▸ **TASK GOAL**:
Copy each line in the data that includes the word "name".

▸ **GIVEN DATA**:
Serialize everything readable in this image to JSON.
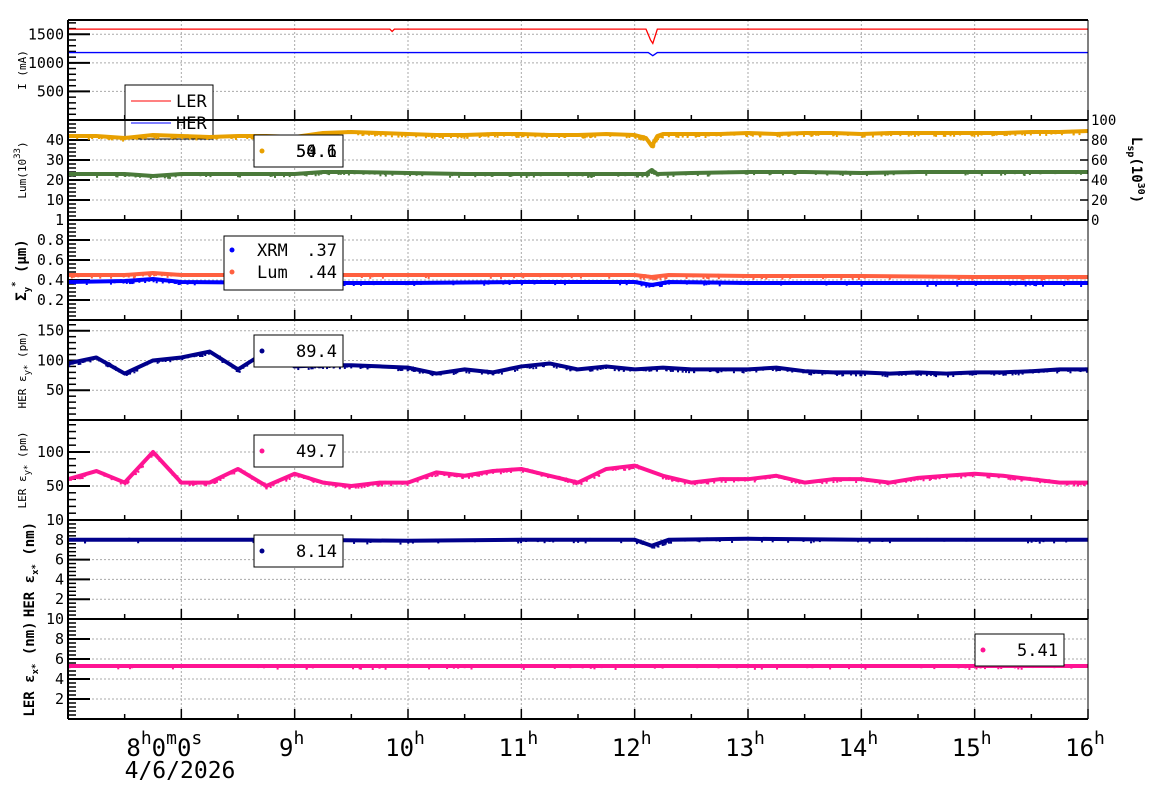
{
  "chart_data": {
    "type": "scatter",
    "xlim_hours": [
      7,
      16
    ],
    "x_tick_labels": [
      {
        "hour": 8,
        "base": "8",
        "sup": [
          "h",
          "0",
          "m",
          "0",
          "s"
        ]
      },
      {
        "hour": 9,
        "base": "9",
        "sup": [
          "h"
        ]
      },
      {
        "hour": 10,
        "base": "10",
        "sup": [
          "h"
        ]
      },
      {
        "hour": 11,
        "base": "11",
        "sup": [
          "h"
        ]
      },
      {
        "hour": 12,
        "base": "12",
        "sup": [
          "h"
        ]
      },
      {
        "hour": 13,
        "base": "13",
        "sup": [
          "h"
        ]
      },
      {
        "hour": 14,
        "base": "14",
        "sup": [
          "h"
        ]
      },
      {
        "hour": 15,
        "base": "15",
        "sup": [
          "h"
        ]
      },
      {
        "hour": 16,
        "base": "16",
        "sup": [
          "h"
        ]
      }
    ],
    "x8_label_parts": [
      "8",
      "h",
      "0",
      "m",
      "0",
      "s"
    ],
    "date_label": "4/6/2026",
    "grid": true,
    "panels": [
      {
        "id": "current",
        "ylabel": "I (mA)",
        "ylim": [
          0,
          1750
        ],
        "yticks": [
          500,
          1000,
          1500
        ],
        "ytick_labels": [
          "500",
          "1000",
          "1500"
        ],
        "legend": {
          "placement": "left",
          "entries": [
            {
              "label": "LER",
              "color": "#ff0000"
            },
            {
              "label": "HER",
              "color": "#0000ff"
            }
          ]
        },
        "series": [
          {
            "name": "LER",
            "color": "#ff0000",
            "style": "line",
            "x": [
              7,
              9.84,
              9.86,
              9.88,
              12.1,
              12.14,
              12.16,
              12.2,
              16
            ],
            "y": [
              1590,
              1590,
              1550,
              1590,
              1590,
              1400,
              1340,
              1590,
              1590
            ]
          },
          {
            "name": "HER",
            "color": "#0000ff",
            "style": "line",
            "x": [
              7,
              12.12,
              12.16,
              12.2,
              16
            ],
            "y": [
              1180,
              1180,
              1125,
              1180,
              1180
            ]
          }
        ]
      },
      {
        "id": "luminosity",
        "ylabel": "Lum(10",
        "ylabel_sup": "33",
        "ylabel_end": ")",
        "ylim": [
          0,
          50
        ],
        "yticks": [
          10,
          20,
          30,
          40
        ],
        "ytick_labels": [
          "10",
          "20",
          "30",
          "40"
        ],
        "right_axis": {
          "label": "L",
          "label_sub": "sp",
          "label_mid": "(10",
          "label_sup": "30",
          "label_end": ")",
          "ylim": [
            0,
            100
          ],
          "ticks": [
            0,
            20,
            40,
            60,
            80,
            100
          ],
          "tick_labels": [
            "0",
            "20",
            "40",
            "60",
            "80",
            "100"
          ]
        },
        "legend": {
          "placement": "top-left",
          "values": [
            "50.1",
            "54.6"
          ],
          "color": "#e8a000"
        },
        "series": [
          {
            "name": "Lum",
            "color": "#e8a000",
            "style": "band",
            "x": [
              7,
              7.25,
              7.5,
              7.75,
              8,
              8.25,
              8.5,
              8.75,
              9,
              9.25,
              9.5,
              9.75,
              10,
              10.25,
              10.5,
              10.75,
              11,
              11.25,
              11.5,
              11.75,
              12,
              12.1,
              12.15,
              12.2,
              12.25,
              12.5,
              12.75,
              13,
              13.25,
              13.5,
              13.75,
              14,
              14.25,
              14.5,
              14.75,
              15,
              15.25,
              15.5,
              15.75,
              16
            ],
            "y": [
              42,
              42,
              41,
              42.5,
              42,
              41.5,
              42,
              42,
              41.5,
              43.5,
              44,
              43.5,
              43,
              42.5,
              42.5,
              43,
              43,
              42.5,
              42.5,
              43,
              42.5,
              41,
              37,
              42,
              43,
              43,
              43,
              43.5,
              43,
              43.5,
              43.5,
              43,
              43.5,
              43.5,
              43.5,
              43.5,
              43.5,
              44,
              44,
              44.5
            ]
          },
          {
            "name": "Lsp",
            "color": "#4a7a3a",
            "style": "band",
            "x": [
              7,
              7.5,
              7.75,
              8,
              8.5,
              9,
              9.25,
              9.5,
              10,
              10.5,
              11,
              11.5,
              12,
              12.1,
              12.15,
              12.2,
              12.5,
              13,
              13.5,
              14,
              14.5,
              15,
              15.5,
              16
            ],
            "y": [
              23,
              23,
              22,
              23,
              23,
              23,
              24,
              24,
              23.5,
              23,
              23,
              23,
              23,
              23,
              25,
              23,
              23.5,
              24,
              24,
              23.5,
              24,
              24,
              24,
              24
            ]
          }
        ]
      },
      {
        "id": "sigma_y",
        "ylabel": "Σ",
        "ylabel_sub": "y",
        "ylabel_sup": "*",
        "ylabel_end": " (μm)",
        "ylim": [
          0,
          1
        ],
        "yticks": [
          0.2,
          0.4,
          0.6,
          0.8,
          1
        ],
        "ytick_labels": [
          "0.2",
          "0.4",
          "0.6",
          "0.8",
          "1"
        ],
        "legend": {
          "placement": "top-left",
          "entries": [
            {
              "label": "XRM",
              "value": ".37",
              "color": "#0000ff"
            },
            {
              "label": "Lum",
              "value": ".44",
              "color": "#ff6040"
            }
          ]
        },
        "series": [
          {
            "name": "Lum",
            "color": "#ff6040",
            "style": "band",
            "x": [
              7,
              7.5,
              7.75,
              8,
              9,
              10,
              11,
              12,
              12.15,
              12.3,
              13,
              14,
              15,
              16
            ],
            "y": [
              0.45,
              0.45,
              0.47,
              0.45,
              0.45,
              0.45,
              0.45,
              0.45,
              0.43,
              0.45,
              0.44,
              0.44,
              0.43,
              0.43
            ]
          },
          {
            "name": "XRM",
            "color": "#0000ff",
            "style": "band",
            "x": [
              7,
              7.5,
              7.75,
              8,
              9,
              10,
              11,
              12,
              12.15,
              12.3,
              13,
              14,
              15,
              16
            ],
            "y": [
              0.38,
              0.39,
              0.41,
              0.38,
              0.37,
              0.37,
              0.38,
              0.38,
              0.35,
              0.38,
              0.37,
              0.37,
              0.37,
              0.37
            ]
          }
        ]
      },
      {
        "id": "her_ey",
        "ylabel": "HER ε",
        "ylabel_sub": "y*",
        "ylabel_end": " (pm)",
        "ylim": [
          0,
          168
        ],
        "yticks": [
          50,
          100,
          150
        ],
        "ytick_labels": [
          "50",
          "100",
          "150"
        ],
        "legend": {
          "placement": "top-left",
          "value": "89.4",
          "color": "#00008b"
        },
        "series": [
          {
            "name": "HER εy*",
            "color": "#00008b",
            "style": "band",
            "x": [
              7,
              7.25,
              7.5,
              7.75,
              8,
              8.25,
              8.5,
              8.75,
              9,
              9.25,
              9.5,
              9.75,
              10,
              10.25,
              10.5,
              10.75,
              11,
              11.25,
              11.5,
              11.75,
              12,
              12.25,
              12.5,
              12.75,
              13,
              13.25,
              13.5,
              13.75,
              14,
              14.25,
              14.5,
              14.75,
              15,
              15.25,
              15.5,
              15.75,
              16
            ],
            "y": [
              95,
              105,
              78,
              100,
              105,
              115,
              85,
              115,
              90,
              92,
              92,
              90,
              88,
              78,
              85,
              80,
              90,
              95,
              85,
              90,
              85,
              88,
              85,
              85,
              85,
              88,
              82,
              80,
              80,
              78,
              80,
              78,
              80,
              80,
              82,
              85,
              85
            ]
          }
        ]
      },
      {
        "id": "ler_ey",
        "ylabel": "LER ε",
        "ylabel_sub": "y*",
        "ylabel_end": " (pm)",
        "ylim": [
          0,
          147
        ],
        "yticks": [
          50,
          100
        ],
        "ytick_labels": [
          "50",
          "100"
        ],
        "legend": {
          "placement": "top-left",
          "value": "49.7",
          "color": "#ff1493"
        },
        "series": [
          {
            "name": "LER εy*",
            "color": "#ff1493",
            "style": "band",
            "x": [
              7,
              7.25,
              7.5,
              7.75,
              8,
              8.25,
              8.5,
              8.75,
              9,
              9.25,
              9.5,
              9.75,
              10,
              10.25,
              10.5,
              10.75,
              11,
              11.25,
              11.5,
              11.75,
              12,
              12.25,
              12.5,
              12.75,
              13,
              13.25,
              13.5,
              13.75,
              14,
              14.25,
              14.5,
              14.75,
              15,
              15.25,
              15.5,
              15.75,
              16
            ],
            "y": [
              60,
              72,
              55,
              100,
              55,
              55,
              75,
              50,
              68,
              55,
              50,
              55,
              55,
              70,
              65,
              72,
              75,
              65,
              55,
              75,
              80,
              65,
              55,
              60,
              60,
              65,
              55,
              60,
              60,
              55,
              62,
              65,
              68,
              65,
              60,
              55,
              55
            ]
          }
        ]
      },
      {
        "id": "her_ex",
        "ylabel": "HER ε",
        "ylabel_sub": "x*",
        "ylabel_end": " (nm)",
        "ylim": [
          0,
          10
        ],
        "yticks": [
          2,
          4,
          6,
          8,
          10
        ],
        "ytick_labels": [
          "2",
          "4",
          "6",
          "8",
          "10"
        ],
        "legend": {
          "placement": "top-left",
          "value": "8.14",
          "color": "#00008b"
        },
        "series": [
          {
            "name": "HER εx*",
            "color": "#00008b",
            "style": "band",
            "x": [
              7,
              9,
              10,
              11,
              12,
              12.15,
              12.3,
              13,
              14,
              15,
              16
            ],
            "y": [
              8,
              8,
              7.9,
              8,
              8,
              7.4,
              8,
              8.1,
              8,
              8,
              8
            ]
          }
        ]
      },
      {
        "id": "ler_ex",
        "ylabel": "LER ε",
        "ylabel_sub": "x*",
        "ylabel_end": " (nm)",
        "ylim": [
          0,
          10
        ],
        "yticks": [
          2,
          4,
          6,
          8,
          10
        ],
        "ytick_labels": [
          "2",
          "4",
          "6",
          "8",
          "10"
        ],
        "legend": {
          "placement": "right",
          "value": "5.41",
          "color": "#ff1493"
        },
        "series": [
          {
            "name": "LER εx*",
            "color": "#ff1493",
            "style": "band",
            "x": [
              7,
              9,
              10,
              11,
              12,
              13,
              14,
              15,
              16
            ],
            "y": [
              5.3,
              5.3,
              5.3,
              5.3,
              5.3,
              5.3,
              5.3,
              5.3,
              5.3
            ]
          }
        ]
      }
    ]
  }
}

▸ **TASK RESULT**:
            "name": "LER",
            "name": "HER",
            "name": "Lum",
            "name": "Lsp",
            "name": "Lum",
            "name": "XRM",
            "name": "HER εy*",
            "name": "LER εy*",
            "name": "HER εx*",
            "name": "LER εx*",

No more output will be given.